* Start RECORDED DATA *

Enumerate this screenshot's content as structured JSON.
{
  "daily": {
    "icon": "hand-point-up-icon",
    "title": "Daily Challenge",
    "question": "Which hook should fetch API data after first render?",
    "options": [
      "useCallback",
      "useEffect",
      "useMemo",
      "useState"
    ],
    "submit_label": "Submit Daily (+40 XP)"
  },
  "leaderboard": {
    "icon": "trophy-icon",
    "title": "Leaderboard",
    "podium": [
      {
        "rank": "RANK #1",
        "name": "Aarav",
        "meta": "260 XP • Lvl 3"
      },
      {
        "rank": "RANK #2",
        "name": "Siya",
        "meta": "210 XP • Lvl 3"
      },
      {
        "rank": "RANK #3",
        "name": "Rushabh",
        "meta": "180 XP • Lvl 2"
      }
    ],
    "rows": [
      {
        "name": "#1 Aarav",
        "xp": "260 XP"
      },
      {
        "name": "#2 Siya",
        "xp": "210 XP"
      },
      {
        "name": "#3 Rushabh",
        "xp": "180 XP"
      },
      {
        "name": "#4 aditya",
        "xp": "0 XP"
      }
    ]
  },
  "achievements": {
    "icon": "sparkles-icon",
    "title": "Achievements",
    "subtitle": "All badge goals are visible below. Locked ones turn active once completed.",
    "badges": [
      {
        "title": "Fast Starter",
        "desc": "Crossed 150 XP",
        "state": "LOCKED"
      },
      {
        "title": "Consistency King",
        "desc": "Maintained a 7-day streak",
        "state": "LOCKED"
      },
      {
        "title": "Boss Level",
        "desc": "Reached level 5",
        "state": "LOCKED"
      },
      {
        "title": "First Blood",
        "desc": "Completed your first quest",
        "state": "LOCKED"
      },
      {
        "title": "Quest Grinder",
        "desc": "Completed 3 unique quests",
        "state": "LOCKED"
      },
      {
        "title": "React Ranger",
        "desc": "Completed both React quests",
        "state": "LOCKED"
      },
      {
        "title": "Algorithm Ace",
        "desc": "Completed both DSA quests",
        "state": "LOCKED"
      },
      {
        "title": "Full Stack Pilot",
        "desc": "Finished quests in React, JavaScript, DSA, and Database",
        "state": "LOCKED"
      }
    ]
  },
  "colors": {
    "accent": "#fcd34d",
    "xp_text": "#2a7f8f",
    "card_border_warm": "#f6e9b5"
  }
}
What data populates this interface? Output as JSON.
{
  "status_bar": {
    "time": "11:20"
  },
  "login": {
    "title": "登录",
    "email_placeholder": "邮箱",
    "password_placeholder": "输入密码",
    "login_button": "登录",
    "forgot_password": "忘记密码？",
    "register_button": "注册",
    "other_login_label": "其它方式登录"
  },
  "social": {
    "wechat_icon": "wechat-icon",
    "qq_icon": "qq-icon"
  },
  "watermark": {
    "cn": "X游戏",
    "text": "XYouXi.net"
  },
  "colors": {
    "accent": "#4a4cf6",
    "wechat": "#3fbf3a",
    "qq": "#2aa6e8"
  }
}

* End RECORDED DATA *

Every line from the one holding "What data populates" through the final line of the listing must be echoed exactly; leave out all other lines.

*TASK ANSWER*:
What data populates this interface? Output as JSON.
{
  "status_bar": {
    "time": "11:20"
  },
  "login": {
    "title": "登录",
    "email_placeholder": "邮箱",
    "password_placeholder": "输入密码",
    "login_button": "登录",
    "forgot_password": "忘记密码？",
    "register_button": "注册",
    "other_login_label": "其它方式登录"
  },
  "social": {
    "wechat_icon": "wechat-icon",
    "qq_icon": "qq-icon"
  },
  "watermark": {
    "cn": "X游戏",
    "text": "XYouXi.net"
  },
  "colors": {
    "accent": "#4a4cf6",
    "wechat": "#3fbf3a",
    "qq": "#2aa6e8"
  }
}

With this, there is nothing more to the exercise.